Task description:
Emit the entire listing verbatim.

[Begin Extracted entries]

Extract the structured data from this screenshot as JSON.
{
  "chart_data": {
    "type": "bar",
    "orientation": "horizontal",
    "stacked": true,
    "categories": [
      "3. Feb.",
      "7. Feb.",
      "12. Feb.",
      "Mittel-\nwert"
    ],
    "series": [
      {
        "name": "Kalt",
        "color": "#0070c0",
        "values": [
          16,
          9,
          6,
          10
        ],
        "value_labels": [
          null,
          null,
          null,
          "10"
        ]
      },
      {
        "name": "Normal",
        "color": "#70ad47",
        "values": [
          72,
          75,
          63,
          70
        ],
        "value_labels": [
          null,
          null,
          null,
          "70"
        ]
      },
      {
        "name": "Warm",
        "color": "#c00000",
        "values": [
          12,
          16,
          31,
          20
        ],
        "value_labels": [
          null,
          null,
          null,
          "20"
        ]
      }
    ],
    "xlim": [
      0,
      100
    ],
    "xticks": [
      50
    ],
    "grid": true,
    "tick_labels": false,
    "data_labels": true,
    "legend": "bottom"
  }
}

[End Extracted entries]

Response:
Extract the structured data from this screenshot as JSON.
{
  "chart_data": {
    "type": "bar",
    "orientation": "horizontal",
    "stacked": true,
    "categories": [
      "3. Feb.",
      "7. Feb.",
      "12. Feb.",
      "Mittel-\nwert"
    ],
    "series": [
      {
        "name": "Kalt",
        "color": "#0070c0",
        "values": [
          16,
          9,
          6,
          10
        ],
        "value_labels": [
          null,
          null,
          null,
          "10"
        ]
      },
      {
        "name": "Normal",
        "color": "#70ad47",
        "values": [
          72,
          75,
          63,
          70
        ],
        "value_labels": [
          null,
          null,
          null,
          "70"
        ]
      },
      {
        "name": "Warm",
        "color": "#c00000",
        "values": [
          12,
          16,
          31,
          20
        ],
        "value_labels": [
          null,
          null,
          null,
          "20"
        ]
      }
    ],
    "xlim": [
      0,
      100
    ],
    "xticks": [
      50
    ],
    "grid": true,
    "tick_labels": false,
    "data_labels": true,
    "legend": "bottom"
  }
}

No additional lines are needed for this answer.